- WRITTEN INSTRUCTION
Every line of the data that contains the string "使用前在" must be copied.

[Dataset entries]
____

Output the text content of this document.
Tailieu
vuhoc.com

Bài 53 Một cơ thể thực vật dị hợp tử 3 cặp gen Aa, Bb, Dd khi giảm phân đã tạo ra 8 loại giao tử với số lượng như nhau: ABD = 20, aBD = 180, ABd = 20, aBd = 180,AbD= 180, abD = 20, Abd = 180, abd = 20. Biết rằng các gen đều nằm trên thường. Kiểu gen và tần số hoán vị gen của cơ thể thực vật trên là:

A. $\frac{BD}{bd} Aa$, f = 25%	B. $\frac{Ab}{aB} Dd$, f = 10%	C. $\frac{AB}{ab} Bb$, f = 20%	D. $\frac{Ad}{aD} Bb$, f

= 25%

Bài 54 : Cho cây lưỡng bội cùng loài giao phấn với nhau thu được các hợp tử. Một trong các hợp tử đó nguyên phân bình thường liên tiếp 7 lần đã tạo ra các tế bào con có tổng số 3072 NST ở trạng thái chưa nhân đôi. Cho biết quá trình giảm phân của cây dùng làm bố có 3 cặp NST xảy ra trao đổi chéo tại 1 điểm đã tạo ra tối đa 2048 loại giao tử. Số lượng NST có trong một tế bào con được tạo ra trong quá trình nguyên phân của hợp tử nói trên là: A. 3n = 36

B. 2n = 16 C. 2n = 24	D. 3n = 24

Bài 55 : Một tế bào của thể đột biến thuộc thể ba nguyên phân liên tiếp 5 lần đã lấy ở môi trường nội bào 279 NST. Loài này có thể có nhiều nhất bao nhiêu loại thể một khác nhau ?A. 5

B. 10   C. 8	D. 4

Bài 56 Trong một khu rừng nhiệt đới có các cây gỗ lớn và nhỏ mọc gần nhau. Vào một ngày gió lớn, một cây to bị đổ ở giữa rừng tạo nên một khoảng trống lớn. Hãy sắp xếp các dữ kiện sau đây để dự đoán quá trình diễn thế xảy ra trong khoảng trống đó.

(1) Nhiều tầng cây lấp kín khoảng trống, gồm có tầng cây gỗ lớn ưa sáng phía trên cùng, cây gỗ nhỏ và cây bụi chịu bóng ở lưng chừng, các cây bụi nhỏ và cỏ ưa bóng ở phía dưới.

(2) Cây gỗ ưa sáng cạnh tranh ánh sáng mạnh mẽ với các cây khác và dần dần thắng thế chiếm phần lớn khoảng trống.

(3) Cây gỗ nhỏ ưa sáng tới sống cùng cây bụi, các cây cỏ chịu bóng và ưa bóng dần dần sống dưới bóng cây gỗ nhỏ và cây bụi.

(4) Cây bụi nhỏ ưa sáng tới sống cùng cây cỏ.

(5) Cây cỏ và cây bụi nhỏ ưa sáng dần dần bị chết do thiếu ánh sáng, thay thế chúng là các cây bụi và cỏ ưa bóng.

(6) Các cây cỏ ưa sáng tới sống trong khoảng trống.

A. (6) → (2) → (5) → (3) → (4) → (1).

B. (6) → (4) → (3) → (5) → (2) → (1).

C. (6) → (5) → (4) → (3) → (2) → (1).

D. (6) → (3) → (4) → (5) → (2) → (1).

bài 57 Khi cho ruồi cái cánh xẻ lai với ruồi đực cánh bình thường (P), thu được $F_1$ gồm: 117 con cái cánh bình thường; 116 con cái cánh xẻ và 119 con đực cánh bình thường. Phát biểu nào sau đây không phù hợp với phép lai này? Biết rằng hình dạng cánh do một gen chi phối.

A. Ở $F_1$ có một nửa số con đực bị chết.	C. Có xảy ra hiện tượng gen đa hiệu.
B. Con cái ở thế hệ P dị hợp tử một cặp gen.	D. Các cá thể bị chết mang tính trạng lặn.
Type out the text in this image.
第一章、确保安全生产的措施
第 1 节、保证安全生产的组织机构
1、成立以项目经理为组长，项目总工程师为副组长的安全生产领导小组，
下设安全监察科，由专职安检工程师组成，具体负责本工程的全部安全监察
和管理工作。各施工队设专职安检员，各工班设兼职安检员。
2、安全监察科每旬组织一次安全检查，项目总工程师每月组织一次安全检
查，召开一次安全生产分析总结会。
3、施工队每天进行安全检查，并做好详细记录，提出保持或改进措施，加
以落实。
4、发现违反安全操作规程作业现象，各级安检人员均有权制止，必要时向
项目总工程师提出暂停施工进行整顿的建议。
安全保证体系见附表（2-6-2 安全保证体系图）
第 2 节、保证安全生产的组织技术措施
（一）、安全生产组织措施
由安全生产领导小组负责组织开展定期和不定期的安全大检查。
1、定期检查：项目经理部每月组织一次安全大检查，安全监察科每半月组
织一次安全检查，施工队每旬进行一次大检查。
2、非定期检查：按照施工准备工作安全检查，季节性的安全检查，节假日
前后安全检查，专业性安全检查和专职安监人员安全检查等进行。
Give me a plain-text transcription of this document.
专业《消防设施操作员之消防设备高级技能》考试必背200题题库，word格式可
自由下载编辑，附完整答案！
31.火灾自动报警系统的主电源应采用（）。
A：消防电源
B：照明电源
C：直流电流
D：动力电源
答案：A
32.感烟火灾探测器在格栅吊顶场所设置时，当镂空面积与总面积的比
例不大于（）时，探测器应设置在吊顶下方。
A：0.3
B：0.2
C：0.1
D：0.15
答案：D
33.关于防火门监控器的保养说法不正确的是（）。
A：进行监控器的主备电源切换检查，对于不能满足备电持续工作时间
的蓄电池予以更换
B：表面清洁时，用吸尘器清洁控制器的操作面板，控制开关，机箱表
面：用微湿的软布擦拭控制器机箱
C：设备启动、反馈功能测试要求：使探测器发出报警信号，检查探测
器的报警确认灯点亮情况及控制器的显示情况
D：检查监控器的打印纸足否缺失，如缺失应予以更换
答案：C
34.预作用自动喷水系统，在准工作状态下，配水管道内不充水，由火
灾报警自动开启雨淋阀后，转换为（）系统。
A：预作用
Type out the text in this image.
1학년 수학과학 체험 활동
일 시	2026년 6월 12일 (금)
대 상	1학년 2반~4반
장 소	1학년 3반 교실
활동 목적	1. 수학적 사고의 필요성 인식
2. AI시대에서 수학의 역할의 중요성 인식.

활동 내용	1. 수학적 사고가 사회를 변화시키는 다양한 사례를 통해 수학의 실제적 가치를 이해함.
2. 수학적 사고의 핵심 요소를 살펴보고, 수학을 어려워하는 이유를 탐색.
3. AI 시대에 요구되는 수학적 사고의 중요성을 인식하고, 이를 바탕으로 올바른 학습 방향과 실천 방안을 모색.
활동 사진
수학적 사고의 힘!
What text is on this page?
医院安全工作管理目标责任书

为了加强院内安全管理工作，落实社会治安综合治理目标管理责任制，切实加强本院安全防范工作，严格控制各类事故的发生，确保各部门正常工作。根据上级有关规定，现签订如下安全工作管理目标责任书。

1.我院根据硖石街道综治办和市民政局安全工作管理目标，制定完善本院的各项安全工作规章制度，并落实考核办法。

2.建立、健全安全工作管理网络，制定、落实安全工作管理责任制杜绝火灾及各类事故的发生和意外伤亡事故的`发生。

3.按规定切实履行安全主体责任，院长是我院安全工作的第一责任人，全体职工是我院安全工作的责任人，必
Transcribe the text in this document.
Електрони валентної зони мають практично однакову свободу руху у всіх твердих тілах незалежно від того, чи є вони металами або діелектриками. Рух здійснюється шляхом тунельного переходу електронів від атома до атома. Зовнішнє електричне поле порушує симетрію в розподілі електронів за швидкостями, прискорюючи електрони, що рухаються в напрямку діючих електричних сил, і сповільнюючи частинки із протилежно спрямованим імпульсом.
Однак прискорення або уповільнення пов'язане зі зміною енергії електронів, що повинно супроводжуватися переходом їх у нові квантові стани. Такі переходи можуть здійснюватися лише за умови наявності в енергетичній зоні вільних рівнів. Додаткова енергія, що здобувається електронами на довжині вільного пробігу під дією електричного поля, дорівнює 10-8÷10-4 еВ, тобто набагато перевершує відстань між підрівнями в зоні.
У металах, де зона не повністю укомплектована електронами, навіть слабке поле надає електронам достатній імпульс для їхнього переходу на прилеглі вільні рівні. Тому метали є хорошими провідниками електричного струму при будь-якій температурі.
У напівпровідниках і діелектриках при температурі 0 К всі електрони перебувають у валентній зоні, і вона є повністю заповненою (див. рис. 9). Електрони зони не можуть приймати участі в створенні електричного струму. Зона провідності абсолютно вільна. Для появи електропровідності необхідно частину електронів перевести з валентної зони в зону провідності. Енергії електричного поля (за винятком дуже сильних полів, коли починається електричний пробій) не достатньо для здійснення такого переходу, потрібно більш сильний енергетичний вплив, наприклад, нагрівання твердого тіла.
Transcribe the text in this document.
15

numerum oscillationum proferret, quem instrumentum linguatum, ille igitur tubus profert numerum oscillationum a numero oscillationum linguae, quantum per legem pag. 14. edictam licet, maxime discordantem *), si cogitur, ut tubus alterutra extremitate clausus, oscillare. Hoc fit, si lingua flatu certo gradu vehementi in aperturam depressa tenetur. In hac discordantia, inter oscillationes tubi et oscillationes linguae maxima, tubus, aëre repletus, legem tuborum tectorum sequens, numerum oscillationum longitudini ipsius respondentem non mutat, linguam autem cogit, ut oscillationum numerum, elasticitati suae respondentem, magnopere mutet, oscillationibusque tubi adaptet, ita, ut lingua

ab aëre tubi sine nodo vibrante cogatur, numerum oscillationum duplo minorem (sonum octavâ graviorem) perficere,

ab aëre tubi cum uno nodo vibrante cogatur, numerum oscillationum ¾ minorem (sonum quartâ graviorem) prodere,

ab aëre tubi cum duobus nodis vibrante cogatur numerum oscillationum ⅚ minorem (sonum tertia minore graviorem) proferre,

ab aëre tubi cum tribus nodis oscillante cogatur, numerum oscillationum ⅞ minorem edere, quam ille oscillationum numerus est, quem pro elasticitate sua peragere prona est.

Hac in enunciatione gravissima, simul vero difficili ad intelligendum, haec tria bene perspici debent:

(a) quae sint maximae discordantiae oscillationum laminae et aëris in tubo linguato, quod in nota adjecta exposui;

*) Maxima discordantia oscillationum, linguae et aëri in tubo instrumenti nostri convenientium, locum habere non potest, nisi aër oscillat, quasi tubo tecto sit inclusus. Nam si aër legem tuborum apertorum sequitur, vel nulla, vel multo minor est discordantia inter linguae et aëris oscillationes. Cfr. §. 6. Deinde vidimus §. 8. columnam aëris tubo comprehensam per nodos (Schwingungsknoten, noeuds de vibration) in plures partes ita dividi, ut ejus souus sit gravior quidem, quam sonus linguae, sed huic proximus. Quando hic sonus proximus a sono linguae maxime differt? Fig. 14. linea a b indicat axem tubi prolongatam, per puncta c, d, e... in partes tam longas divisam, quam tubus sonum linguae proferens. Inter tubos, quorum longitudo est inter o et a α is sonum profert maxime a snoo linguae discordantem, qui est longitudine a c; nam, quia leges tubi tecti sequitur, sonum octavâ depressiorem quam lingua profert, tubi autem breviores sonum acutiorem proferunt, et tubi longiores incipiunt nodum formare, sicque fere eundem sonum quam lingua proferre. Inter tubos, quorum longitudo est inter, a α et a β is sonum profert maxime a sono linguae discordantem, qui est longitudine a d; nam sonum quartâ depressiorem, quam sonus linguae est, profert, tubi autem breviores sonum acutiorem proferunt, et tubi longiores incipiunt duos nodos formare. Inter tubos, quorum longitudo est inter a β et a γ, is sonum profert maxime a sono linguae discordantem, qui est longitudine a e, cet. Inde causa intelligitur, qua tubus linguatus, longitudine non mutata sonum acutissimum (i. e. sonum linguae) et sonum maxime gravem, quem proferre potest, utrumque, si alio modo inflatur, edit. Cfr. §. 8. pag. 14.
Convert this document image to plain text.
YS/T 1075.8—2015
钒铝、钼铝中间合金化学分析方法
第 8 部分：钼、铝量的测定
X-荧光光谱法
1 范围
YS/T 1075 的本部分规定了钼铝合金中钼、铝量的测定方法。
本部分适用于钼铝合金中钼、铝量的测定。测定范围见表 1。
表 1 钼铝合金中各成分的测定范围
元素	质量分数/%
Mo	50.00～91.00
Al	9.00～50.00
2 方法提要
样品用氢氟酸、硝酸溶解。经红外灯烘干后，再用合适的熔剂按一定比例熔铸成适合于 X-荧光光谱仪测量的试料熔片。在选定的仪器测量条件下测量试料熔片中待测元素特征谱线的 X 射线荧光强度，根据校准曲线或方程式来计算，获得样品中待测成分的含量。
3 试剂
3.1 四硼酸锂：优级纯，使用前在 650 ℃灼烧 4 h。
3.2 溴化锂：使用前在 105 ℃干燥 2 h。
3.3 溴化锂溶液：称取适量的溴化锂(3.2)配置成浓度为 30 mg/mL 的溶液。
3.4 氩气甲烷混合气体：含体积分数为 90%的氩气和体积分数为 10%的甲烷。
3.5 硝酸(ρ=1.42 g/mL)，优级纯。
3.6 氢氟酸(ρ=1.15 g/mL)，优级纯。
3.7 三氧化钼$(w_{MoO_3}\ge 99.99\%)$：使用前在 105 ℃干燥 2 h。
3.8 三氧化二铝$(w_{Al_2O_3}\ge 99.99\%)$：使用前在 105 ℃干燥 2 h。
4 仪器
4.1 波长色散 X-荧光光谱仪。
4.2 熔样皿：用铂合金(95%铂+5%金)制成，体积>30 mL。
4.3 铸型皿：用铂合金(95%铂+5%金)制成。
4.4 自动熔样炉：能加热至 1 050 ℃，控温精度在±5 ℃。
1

____

- CORRECT OUTPUT
3.1 四硼酸锂：优级纯，使用前在 650 ℃灼烧 4 h。
3.2 溴化锂：使用前在 105 ℃干燥 2 h。
3.7 三氧化钼$(w_{MoO_3}\ge 99.99\%)$：使用前在 105 ℃干燥 2 h。
3.8 三氧化二铝$(w_{Al_2O_3}\ge 99.99\%)$：使用前在 105 ℃干燥 2 h。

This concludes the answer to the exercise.